Job: Lines containing the string "nday" are to be collected in full.

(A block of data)
>>>
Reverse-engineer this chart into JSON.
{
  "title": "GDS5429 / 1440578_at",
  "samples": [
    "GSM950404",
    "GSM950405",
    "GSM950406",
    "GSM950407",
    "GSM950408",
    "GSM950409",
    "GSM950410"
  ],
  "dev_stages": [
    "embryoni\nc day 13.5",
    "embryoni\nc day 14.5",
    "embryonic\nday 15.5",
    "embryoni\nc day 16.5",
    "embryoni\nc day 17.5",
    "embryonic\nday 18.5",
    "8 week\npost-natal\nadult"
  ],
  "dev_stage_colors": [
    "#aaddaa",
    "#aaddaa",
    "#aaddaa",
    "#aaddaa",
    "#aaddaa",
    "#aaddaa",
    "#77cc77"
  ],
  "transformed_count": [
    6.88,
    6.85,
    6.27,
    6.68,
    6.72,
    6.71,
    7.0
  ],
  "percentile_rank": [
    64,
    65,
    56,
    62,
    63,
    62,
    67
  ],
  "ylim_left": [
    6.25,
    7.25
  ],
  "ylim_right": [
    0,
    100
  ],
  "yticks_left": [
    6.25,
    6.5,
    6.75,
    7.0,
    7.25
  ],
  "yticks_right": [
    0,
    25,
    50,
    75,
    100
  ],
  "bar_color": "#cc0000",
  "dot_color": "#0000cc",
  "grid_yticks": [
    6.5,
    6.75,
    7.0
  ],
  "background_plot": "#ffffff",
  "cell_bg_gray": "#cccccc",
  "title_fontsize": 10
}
<<<
Reply:
    "embryonic\nday 15.5",
    "embryonic\nday 18.5",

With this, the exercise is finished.